Gather, from the data below, each line in which the word "Turquoise" occurs.

[Stored entries]
** start **

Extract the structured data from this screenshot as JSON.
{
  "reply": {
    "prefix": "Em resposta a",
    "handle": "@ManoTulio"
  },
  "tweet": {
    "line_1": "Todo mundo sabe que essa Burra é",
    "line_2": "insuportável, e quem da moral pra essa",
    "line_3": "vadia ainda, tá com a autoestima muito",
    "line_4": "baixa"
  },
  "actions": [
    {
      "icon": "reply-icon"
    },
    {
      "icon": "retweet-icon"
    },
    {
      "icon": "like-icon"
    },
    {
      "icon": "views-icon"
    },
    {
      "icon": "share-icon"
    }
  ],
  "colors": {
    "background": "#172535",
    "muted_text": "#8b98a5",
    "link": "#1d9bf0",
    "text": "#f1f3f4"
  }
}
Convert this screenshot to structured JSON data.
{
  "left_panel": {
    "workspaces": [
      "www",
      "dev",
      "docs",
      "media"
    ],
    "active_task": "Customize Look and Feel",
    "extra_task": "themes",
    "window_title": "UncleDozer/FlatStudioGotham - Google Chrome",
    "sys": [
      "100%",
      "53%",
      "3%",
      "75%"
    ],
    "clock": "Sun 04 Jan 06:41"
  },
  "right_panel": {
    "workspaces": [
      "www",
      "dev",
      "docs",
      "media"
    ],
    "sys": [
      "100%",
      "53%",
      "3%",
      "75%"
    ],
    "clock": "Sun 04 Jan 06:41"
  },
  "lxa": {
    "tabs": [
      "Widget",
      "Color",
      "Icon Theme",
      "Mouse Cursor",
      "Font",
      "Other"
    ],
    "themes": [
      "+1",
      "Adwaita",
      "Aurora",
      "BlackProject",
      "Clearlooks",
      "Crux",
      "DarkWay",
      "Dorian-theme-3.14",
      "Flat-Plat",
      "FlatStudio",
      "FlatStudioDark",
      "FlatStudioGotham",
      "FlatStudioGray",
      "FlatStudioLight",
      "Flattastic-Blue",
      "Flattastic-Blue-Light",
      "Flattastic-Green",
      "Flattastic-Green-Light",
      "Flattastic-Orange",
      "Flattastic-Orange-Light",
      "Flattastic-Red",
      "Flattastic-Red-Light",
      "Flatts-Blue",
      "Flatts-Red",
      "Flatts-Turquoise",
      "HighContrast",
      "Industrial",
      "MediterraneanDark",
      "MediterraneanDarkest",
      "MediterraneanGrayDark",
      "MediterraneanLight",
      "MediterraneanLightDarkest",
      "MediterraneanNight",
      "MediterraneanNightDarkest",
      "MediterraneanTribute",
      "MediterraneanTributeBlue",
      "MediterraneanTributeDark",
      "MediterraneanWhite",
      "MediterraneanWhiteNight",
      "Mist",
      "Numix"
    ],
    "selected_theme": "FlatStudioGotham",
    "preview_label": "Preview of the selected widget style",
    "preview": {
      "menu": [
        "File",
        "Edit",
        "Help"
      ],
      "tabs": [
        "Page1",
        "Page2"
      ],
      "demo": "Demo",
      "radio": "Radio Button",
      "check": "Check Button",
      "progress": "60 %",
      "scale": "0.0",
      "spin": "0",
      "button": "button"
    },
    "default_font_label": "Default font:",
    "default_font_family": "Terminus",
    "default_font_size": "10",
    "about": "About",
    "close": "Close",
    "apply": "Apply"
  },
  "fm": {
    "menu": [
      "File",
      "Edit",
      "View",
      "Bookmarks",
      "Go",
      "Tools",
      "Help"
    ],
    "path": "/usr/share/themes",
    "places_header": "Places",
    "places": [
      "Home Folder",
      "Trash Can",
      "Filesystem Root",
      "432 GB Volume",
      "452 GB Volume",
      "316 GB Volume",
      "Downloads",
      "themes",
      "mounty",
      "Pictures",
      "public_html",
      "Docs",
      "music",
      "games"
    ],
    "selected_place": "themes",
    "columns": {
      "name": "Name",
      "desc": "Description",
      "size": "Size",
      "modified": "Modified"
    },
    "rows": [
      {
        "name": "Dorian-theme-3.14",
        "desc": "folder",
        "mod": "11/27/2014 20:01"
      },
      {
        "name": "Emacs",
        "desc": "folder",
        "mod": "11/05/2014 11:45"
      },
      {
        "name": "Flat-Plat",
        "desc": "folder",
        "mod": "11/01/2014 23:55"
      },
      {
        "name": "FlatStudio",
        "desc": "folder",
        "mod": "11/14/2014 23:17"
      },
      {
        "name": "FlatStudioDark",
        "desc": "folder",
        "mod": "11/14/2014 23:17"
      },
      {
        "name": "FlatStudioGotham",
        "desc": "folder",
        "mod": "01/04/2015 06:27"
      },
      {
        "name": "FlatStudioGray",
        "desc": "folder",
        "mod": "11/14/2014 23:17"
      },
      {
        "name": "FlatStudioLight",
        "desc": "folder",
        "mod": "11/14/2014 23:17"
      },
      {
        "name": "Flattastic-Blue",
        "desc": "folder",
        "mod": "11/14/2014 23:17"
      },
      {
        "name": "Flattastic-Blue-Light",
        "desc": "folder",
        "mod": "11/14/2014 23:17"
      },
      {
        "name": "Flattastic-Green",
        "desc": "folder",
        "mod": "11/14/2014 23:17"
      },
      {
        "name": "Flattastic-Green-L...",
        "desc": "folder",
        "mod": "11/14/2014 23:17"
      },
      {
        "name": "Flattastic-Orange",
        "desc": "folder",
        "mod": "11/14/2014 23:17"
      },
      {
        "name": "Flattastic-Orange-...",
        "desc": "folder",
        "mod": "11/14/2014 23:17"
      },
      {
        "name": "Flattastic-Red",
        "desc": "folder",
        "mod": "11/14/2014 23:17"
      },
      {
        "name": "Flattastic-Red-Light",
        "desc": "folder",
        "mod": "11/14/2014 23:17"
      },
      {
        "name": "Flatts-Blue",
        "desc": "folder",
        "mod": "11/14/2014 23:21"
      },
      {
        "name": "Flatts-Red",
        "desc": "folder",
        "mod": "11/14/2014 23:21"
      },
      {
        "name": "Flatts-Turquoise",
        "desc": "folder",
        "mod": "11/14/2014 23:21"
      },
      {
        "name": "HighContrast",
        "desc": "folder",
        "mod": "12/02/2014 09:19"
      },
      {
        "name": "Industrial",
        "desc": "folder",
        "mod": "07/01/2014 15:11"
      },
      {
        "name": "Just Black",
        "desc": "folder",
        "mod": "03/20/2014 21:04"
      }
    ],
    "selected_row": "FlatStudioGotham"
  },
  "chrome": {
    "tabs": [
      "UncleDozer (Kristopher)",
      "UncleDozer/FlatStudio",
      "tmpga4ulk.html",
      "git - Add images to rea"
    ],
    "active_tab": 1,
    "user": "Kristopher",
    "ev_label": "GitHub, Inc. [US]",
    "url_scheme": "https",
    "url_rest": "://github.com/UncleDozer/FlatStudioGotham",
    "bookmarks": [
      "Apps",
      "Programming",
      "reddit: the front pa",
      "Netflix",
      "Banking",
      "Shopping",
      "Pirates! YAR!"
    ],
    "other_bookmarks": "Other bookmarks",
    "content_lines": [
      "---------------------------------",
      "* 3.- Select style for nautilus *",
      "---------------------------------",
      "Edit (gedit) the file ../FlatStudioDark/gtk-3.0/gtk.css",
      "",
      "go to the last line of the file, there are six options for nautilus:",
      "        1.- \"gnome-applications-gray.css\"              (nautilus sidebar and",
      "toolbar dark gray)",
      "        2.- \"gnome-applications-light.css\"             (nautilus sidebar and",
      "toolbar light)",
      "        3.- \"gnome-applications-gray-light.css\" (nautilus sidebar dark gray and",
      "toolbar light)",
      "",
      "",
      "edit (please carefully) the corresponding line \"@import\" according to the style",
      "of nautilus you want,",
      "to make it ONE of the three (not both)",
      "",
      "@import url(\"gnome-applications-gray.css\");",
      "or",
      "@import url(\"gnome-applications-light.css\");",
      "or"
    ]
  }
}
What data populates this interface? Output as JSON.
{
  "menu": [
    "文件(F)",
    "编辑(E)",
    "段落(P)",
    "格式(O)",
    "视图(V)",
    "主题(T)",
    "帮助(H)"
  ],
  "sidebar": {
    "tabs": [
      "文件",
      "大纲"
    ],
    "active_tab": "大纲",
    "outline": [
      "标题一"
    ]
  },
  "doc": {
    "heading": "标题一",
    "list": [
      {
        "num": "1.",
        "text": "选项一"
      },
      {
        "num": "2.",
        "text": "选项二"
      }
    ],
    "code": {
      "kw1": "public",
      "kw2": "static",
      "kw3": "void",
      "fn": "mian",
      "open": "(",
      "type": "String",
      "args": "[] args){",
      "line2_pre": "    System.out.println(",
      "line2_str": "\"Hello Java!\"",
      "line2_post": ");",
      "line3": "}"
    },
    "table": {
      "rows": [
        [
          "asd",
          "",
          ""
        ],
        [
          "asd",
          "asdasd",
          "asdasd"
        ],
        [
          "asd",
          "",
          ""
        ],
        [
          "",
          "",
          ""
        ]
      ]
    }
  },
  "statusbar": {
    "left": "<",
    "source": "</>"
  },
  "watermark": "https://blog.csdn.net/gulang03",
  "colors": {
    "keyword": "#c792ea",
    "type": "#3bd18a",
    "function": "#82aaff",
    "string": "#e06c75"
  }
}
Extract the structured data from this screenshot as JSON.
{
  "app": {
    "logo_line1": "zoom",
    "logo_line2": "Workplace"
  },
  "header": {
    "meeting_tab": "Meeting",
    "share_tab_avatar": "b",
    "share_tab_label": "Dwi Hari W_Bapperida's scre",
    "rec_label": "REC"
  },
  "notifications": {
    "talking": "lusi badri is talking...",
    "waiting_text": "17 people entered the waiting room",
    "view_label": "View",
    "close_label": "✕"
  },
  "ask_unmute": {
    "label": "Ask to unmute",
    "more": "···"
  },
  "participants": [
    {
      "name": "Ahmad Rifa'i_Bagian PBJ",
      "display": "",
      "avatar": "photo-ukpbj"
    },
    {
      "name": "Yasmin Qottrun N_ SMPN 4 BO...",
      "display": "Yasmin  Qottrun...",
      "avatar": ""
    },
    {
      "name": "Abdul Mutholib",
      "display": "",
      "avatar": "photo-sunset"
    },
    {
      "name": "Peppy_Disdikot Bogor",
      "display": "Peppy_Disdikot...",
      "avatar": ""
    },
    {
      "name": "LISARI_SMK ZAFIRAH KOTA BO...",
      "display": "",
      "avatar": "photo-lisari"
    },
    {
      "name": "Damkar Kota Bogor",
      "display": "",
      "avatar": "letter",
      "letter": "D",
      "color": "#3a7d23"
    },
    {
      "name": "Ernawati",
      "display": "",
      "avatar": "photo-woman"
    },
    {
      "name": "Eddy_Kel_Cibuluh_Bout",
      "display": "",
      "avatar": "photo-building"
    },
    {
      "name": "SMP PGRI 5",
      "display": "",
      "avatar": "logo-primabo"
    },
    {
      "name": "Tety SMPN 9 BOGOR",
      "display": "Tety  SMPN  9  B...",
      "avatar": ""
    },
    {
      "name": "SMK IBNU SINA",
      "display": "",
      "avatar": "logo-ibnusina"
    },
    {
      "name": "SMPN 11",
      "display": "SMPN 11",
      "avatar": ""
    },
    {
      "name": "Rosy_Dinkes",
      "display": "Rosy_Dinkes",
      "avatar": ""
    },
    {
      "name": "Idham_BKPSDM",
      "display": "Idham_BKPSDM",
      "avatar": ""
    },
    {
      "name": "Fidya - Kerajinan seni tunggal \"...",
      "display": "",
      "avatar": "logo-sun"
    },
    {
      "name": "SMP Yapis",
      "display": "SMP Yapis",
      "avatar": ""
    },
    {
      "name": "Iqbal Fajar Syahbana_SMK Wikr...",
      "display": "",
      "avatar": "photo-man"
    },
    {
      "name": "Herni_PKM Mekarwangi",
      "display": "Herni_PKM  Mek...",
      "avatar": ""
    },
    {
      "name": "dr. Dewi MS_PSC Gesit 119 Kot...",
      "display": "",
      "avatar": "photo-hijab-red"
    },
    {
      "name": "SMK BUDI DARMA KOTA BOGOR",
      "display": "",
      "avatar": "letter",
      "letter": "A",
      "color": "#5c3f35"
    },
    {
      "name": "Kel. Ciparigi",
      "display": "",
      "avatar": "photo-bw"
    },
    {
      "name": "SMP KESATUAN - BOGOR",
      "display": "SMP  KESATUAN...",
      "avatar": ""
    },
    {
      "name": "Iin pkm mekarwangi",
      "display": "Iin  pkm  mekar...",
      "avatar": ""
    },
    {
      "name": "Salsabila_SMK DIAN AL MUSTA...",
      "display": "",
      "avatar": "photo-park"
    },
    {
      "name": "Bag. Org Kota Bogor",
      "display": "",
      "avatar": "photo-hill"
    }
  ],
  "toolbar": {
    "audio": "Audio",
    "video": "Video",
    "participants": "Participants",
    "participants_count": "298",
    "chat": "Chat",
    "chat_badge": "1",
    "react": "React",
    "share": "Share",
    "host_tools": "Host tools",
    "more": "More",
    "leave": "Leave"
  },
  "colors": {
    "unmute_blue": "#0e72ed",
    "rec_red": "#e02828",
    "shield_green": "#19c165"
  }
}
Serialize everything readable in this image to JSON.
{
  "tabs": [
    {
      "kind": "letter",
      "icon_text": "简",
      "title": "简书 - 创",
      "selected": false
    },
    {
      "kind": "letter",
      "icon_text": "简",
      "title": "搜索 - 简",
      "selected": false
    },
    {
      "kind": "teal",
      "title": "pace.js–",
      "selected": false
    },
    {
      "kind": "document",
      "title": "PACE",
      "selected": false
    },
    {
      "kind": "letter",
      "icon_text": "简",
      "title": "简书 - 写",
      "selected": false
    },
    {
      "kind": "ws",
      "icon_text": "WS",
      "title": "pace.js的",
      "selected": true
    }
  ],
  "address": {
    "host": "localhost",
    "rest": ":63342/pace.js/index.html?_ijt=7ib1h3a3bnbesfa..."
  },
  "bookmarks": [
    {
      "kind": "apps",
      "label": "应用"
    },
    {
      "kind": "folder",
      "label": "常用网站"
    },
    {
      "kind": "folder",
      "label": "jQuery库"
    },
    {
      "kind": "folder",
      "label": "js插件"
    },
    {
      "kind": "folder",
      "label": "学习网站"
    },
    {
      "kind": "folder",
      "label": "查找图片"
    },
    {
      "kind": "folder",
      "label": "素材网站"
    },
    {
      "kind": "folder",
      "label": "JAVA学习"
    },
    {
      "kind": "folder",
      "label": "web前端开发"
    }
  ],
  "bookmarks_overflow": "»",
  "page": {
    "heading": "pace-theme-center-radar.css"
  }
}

** end **

▸ RESPONSE TO THE TASK
      "Flatts-Turquoise",
        "name": "Flatts-Turquoise",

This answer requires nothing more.